Raw records
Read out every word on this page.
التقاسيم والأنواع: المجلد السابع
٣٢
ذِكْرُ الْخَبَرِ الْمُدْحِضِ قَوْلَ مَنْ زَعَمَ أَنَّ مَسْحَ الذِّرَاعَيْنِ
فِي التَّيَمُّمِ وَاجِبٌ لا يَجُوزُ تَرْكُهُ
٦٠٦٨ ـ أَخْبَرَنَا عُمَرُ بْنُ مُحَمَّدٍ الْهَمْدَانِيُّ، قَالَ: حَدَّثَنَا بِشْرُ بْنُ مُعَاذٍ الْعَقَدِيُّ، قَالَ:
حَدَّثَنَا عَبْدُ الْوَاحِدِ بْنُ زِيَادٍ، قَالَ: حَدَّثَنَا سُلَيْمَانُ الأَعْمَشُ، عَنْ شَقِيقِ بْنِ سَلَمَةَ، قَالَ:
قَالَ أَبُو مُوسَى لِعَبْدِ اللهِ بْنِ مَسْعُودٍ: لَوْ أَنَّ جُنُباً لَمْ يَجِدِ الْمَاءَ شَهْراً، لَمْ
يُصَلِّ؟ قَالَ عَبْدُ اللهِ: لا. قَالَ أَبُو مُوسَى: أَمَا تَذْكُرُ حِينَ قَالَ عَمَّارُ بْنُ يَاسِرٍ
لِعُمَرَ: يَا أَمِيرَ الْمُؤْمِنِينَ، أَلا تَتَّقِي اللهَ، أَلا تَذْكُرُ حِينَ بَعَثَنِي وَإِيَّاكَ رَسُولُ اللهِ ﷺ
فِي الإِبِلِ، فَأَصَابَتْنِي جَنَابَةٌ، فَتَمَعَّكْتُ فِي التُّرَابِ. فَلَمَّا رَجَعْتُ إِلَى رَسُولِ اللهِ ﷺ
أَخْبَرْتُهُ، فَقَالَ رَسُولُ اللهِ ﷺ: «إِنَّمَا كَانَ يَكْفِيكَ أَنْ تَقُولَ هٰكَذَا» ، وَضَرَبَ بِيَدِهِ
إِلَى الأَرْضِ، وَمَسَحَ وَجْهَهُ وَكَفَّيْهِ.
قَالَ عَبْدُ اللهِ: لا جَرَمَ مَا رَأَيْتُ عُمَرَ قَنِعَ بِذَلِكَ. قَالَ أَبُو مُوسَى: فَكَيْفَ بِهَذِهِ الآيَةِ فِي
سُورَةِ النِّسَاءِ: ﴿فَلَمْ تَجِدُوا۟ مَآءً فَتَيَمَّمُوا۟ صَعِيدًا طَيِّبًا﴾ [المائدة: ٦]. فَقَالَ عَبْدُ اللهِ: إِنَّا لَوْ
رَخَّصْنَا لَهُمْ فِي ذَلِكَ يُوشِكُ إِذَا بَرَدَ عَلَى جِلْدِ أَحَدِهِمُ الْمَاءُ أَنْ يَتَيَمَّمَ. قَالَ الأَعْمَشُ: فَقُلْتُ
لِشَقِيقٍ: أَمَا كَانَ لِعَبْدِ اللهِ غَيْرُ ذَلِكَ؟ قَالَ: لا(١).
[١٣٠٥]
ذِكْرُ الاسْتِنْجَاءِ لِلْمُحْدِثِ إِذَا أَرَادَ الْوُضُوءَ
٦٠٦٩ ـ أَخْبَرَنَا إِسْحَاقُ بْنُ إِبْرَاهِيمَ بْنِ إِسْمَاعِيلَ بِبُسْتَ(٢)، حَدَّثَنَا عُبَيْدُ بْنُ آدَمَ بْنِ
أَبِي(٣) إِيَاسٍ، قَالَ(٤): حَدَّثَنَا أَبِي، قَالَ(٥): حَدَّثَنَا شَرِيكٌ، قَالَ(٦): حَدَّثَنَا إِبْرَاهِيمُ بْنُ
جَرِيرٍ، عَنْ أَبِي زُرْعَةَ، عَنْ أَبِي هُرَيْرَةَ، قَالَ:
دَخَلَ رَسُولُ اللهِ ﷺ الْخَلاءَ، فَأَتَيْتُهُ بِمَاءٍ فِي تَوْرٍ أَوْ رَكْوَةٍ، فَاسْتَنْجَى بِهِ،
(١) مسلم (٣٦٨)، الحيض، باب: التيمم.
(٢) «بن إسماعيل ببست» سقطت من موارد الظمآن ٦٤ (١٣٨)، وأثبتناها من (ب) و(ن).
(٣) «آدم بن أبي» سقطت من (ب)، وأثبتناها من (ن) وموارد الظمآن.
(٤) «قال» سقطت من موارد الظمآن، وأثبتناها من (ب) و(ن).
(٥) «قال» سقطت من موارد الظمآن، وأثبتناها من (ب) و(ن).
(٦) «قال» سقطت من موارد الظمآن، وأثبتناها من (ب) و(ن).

Given instruction
The word "وأثبتناها" may appear on some lines of these records; state how many such lines there are, and nothing else.

Solution to this exercise
5